─── AVAILABLE DATA ───

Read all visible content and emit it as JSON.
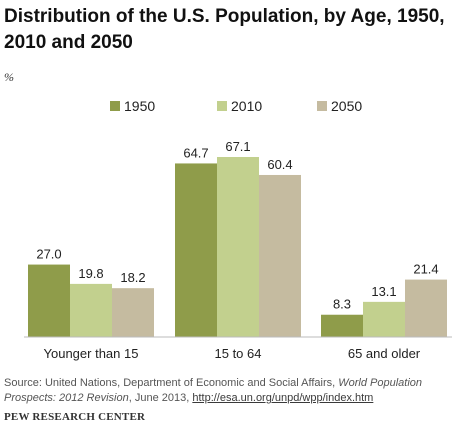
{
  "chart_data": {
    "type": "bar",
    "title": "Distribution of the U.S. Population, by Age, 1950, 2010 and 2050",
    "unit_label": "%",
    "categories": [
      "Younger than 15",
      "15 to 64",
      "65 and older"
    ],
    "series": [
      {
        "name": "1950",
        "color": "#8f9c4a",
        "values": [
          27.0,
          64.7,
          8.3
        ]
      },
      {
        "name": "2010",
        "color": "#c2d08e",
        "values": [
          19.8,
          67.1,
          13.1
        ]
      },
      {
        "name": "2050",
        "color": "#c5bba0",
        "values": [
          18.2,
          60.4,
          21.4
        ]
      }
    ],
    "ylim": [
      0,
      67.1
    ],
    "grid": false,
    "legend_position": "top-center"
  },
  "footer": {
    "source_text": "Source: United Nations, Department of Economic and Social Affairs, ",
    "source_italic": "World Population Prospects: 2012 Revision",
    "source_date": ", June 2013, ",
    "source_link": "http://esa.un.org/unpd/wpp/index.htm",
    "org": "PEW RESEARCH CENTER"
  }
}
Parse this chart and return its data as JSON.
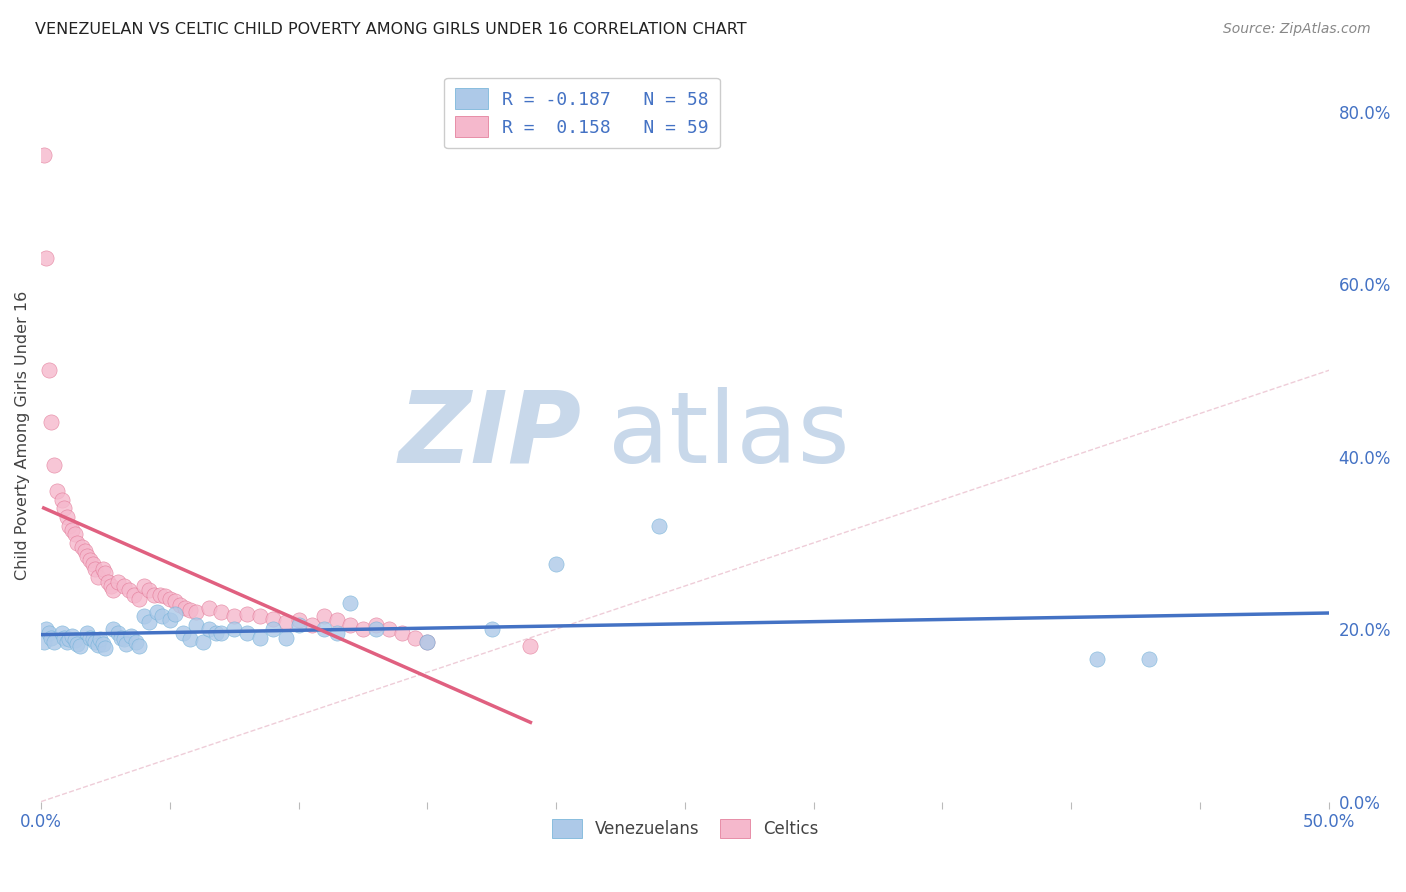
{
  "title": "VENEZUELAN VS CELTIC CHILD POVERTY AMONG GIRLS UNDER 16 CORRELATION CHART",
  "source": "Source: ZipAtlas.com",
  "ylabel": "Child Poverty Among Girls Under 16",
  "xlim": [
    0.0,
    0.5
  ],
  "ylim": [
    0.0,
    0.85
  ],
  "xticks": [
    0.0,
    0.05,
    0.1,
    0.15,
    0.2,
    0.25,
    0.3,
    0.35,
    0.4,
    0.45,
    0.5
  ],
  "yticks_right": [
    0.0,
    0.2,
    0.4,
    0.6,
    0.8
  ],
  "ytick_labels_right": [
    "0.0%",
    "20.0%",
    "40.0%",
    "60.0%",
    "80.0%"
  ],
  "venezuelan_color": "#adc9e8",
  "celtic_color": "#f5b8cc",
  "venezuelan_edge_color": "#6baed6",
  "celtic_edge_color": "#e07090",
  "venezuelan_line_color": "#4472c4",
  "celtic_line_color": "#e06080",
  "diagonal_color": "#cccccc",
  "watermark_color": "#d0dce8",
  "legend_text_color": "#4472c4",
  "venezuelan_x": [
    0.001,
    0.002,
    0.003,
    0.004,
    0.005,
    0.008,
    0.009,
    0.01,
    0.011,
    0.012,
    0.013,
    0.014,
    0.015,
    0.018,
    0.019,
    0.02,
    0.021,
    0.022,
    0.023,
    0.024,
    0.025,
    0.028,
    0.03,
    0.031,
    0.032,
    0.033,
    0.035,
    0.037,
    0.038,
    0.04,
    0.042,
    0.045,
    0.047,
    0.05,
    0.052,
    0.055,
    0.058,
    0.06,
    0.063,
    0.065,
    0.068,
    0.07,
    0.075,
    0.08,
    0.085,
    0.09,
    0.095,
    0.1,
    0.11,
    0.115,
    0.12,
    0.13,
    0.15,
    0.175,
    0.2,
    0.24,
    0.41,
    0.43
  ],
  "venezuelan_y": [
    0.185,
    0.2,
    0.195,
    0.19,
    0.185,
    0.195,
    0.19,
    0.185,
    0.188,
    0.192,
    0.187,
    0.183,
    0.18,
    0.195,
    0.19,
    0.188,
    0.185,
    0.182,
    0.188,
    0.183,
    0.178,
    0.2,
    0.195,
    0.19,
    0.188,
    0.183,
    0.192,
    0.185,
    0.18,
    0.215,
    0.208,
    0.22,
    0.215,
    0.21,
    0.218,
    0.195,
    0.188,
    0.205,
    0.185,
    0.2,
    0.195,
    0.195,
    0.2,
    0.195,
    0.19,
    0.2,
    0.19,
    0.205,
    0.2,
    0.195,
    0.23,
    0.2,
    0.185,
    0.2,
    0.275,
    0.32,
    0.165,
    0.165
  ],
  "celtic_x": [
    0.001,
    0.002,
    0.003,
    0.004,
    0.005,
    0.006,
    0.008,
    0.009,
    0.01,
    0.011,
    0.012,
    0.013,
    0.014,
    0.016,
    0.017,
    0.018,
    0.019,
    0.02,
    0.021,
    0.022,
    0.024,
    0.025,
    0.026,
    0.027,
    0.028,
    0.03,
    0.032,
    0.034,
    0.036,
    0.038,
    0.04,
    0.042,
    0.044,
    0.046,
    0.048,
    0.05,
    0.052,
    0.054,
    0.056,
    0.058,
    0.06,
    0.065,
    0.07,
    0.075,
    0.08,
    0.085,
    0.09,
    0.095,
    0.1,
    0.105,
    0.11,
    0.115,
    0.12,
    0.125,
    0.13,
    0.135,
    0.14,
    0.145,
    0.15,
    0.19
  ],
  "celtic_y": [
    0.75,
    0.63,
    0.5,
    0.44,
    0.39,
    0.36,
    0.35,
    0.34,
    0.33,
    0.32,
    0.315,
    0.31,
    0.3,
    0.295,
    0.29,
    0.285,
    0.28,
    0.275,
    0.27,
    0.26,
    0.27,
    0.265,
    0.255,
    0.25,
    0.245,
    0.255,
    0.25,
    0.245,
    0.24,
    0.235,
    0.25,
    0.245,
    0.24,
    0.24,
    0.238,
    0.235,
    0.232,
    0.228,
    0.225,
    0.222,
    0.22,
    0.225,
    0.22,
    0.215,
    0.218,
    0.215,
    0.212,
    0.208,
    0.21,
    0.205,
    0.215,
    0.21,
    0.205,
    0.2,
    0.205,
    0.2,
    0.195,
    0.19,
    0.185,
    0.18
  ]
}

───

— SHORT TASK —
Without the pictures, print the whole listing exactly as given.

— REPLY TO THE TASK —
Read all visible content and emit it as JSON.
{
  "chart_data": {
    "type": "bar",
    "title": "Distribution of the U.S. Population, by Age, 1950, 2010 and 2050",
    "unit_label": "%",
    "categories": [
      "Younger than 15",
      "15 to 64",
      "65 and older"
    ],
    "series": [
      {
        "name": "1950",
        "color": "#8f9c4a",
        "values": [
          27.0,
          64.7,
          8.3
        ]
      },
      {
        "name": "2010",
        "color": "#c2d08e",
        "values": [
          19.8,
          67.1,
          13.1
        ]
      },
      {
        "name": "2050",
        "color": "#c5bba0",
        "values": [
          18.2,
          60.4,
          21.4
        ]
      }
    ],
    "ylim": [
      0,
      67.1
    ],
    "grid": false,
    "legend_position": "top-center"
  },
  "footer": {
    "source_text": "Source: United Nations, Department of Economic and Social Affairs, ",
    "source_italic": "World Population Prospects: 2012 Revision",
    "source_date": ", June 2013, ",
    "source_link": "http://esa.un.org/unpd/wpp/index.htm",
    "org": "PEW RESEARCH CENTER"
  }
}
Parse this chart and return its data as JSON.
{
  "title": "VENEZUELAN VS CELTIC CHILD POVERTY AMONG GIRLS UNDER 16 CORRELATION CHART",
  "source": "Source: ZipAtlas.com",
  "ylabel": "Child Poverty Among Girls Under 16",
  "xlim": [
    0.0,
    0.5
  ],
  "ylim": [
    0.0,
    0.85
  ],
  "xticks": [
    0.0,
    0.05,
    0.1,
    0.15,
    0.2,
    0.25,
    0.3,
    0.35,
    0.4,
    0.45,
    0.5
  ],
  "yticks_right": [
    0.0,
    0.2,
    0.4,
    0.6,
    0.8
  ],
  "ytick_labels_right": [
    "0.0%",
    "20.0%",
    "40.0%",
    "60.0%",
    "80.0%"
  ],
  "venezuelan_color": "#adc9e8",
  "celtic_color": "#f5b8cc",
  "venezuelan_edge_color": "#6baed6",
  "celtic_edge_color": "#e07090",
  "venezuelan_line_color": "#4472c4",
  "celtic_line_color": "#e06080",
  "diagonal_color": "#cccccc",
  "watermark_color": "#d0dce8",
  "legend_text_color": "#4472c4",
  "venezuelan_x": [
    0.001,
    0.002,
    0.003,
    0.004,
    0.005,
    0.008,
    0.009,
    0.01,
    0.011,
    0.012,
    0.013,
    0.014,
    0.015,
    0.018,
    0.019,
    0.02,
    0.021,
    0.022,
    0.023,
    0.024,
    0.025,
    0.028,
    0.03,
    0.031,
    0.032,
    0.033,
    0.035,
    0.037,
    0.038,
    0.04,
    0.042,
    0.045,
    0.047,
    0.05,
    0.052,
    0.055,
    0.058,
    0.06,
    0.063,
    0.065,
    0.068,
    0.07,
    0.075,
    0.08,
    0.085,
    0.09,
    0.095,
    0.1,
    0.11,
    0.115,
    0.12,
    0.13,
    0.15,
    0.175,
    0.2,
    0.24,
    0.41,
    0.43
  ],
  "venezuelan_y": [
    0.185,
    0.2,
    0.195,
    0.19,
    0.185,
    0.195,
    0.19,
    0.185,
    0.188,
    0.192,
    0.187,
    0.183,
    0.18,
    0.195,
    0.19,
    0.188,
    0.185,
    0.182,
    0.188,
    0.183,
    0.178,
    0.2,
    0.195,
    0.19,
    0.188,
    0.183,
    0.192,
    0.185,
    0.18,
    0.215,
    0.208,
    0.22,
    0.215,
    0.21,
    0.218,
    0.195,
    0.188,
    0.205,
    0.185,
    0.2,
    0.195,
    0.195,
    0.2,
    0.195,
    0.19,
    0.2,
    0.19,
    0.205,
    0.2,
    0.195,
    0.23,
    0.2,
    0.185,
    0.2,
    0.275,
    0.32,
    0.165,
    0.165
  ],
  "celtic_x": [
    0.001,
    0.002,
    0.003,
    0.004,
    0.005,
    0.006,
    0.008,
    0.009,
    0.01,
    0.011,
    0.012,
    0.013,
    0.014,
    0.016,
    0.017,
    0.018,
    0.019,
    0.02,
    0.021,
    0.022,
    0.024,
    0.025,
    0.026,
    0.027,
    0.028,
    0.03,
    0.032,
    0.034,
    0.036,
    0.038,
    0.04,
    0.042,
    0.044,
    0.046,
    0.048,
    0.05,
    0.052,
    0.054,
    0.056,
    0.058,
    0.06,
    0.065,
    0.07,
    0.075,
    0.08,
    0.085,
    0.09,
    0.095,
    0.1,
    0.105,
    0.11,
    0.115,
    0.12,
    0.125,
    0.13,
    0.135,
    0.14,
    0.145,
    0.15,
    0.19
  ],
  "celtic_y": [
    0.75,
    0.63,
    0.5,
    0.44,
    0.39,
    0.36,
    0.35,
    0.34,
    0.33,
    0.32,
    0.315,
    0.31,
    0.3,
    0.295,
    0.29,
    0.285,
    0.28,
    0.275,
    0.27,
    0.26,
    0.27,
    0.265,
    0.255,
    0.25,
    0.245,
    0.255,
    0.25,
    0.245,
    0.24,
    0.235,
    0.25,
    0.245,
    0.24,
    0.24,
    0.238,
    0.235,
    0.232,
    0.228,
    0.225,
    0.222,
    0.22,
    0.225,
    0.22,
    0.215,
    0.218,
    0.215,
    0.212,
    0.208,
    0.21,
    0.205,
    0.215,
    0.21,
    0.205,
    0.2,
    0.205,
    0.2,
    0.195,
    0.19,
    0.185,
    0.18
  ]
}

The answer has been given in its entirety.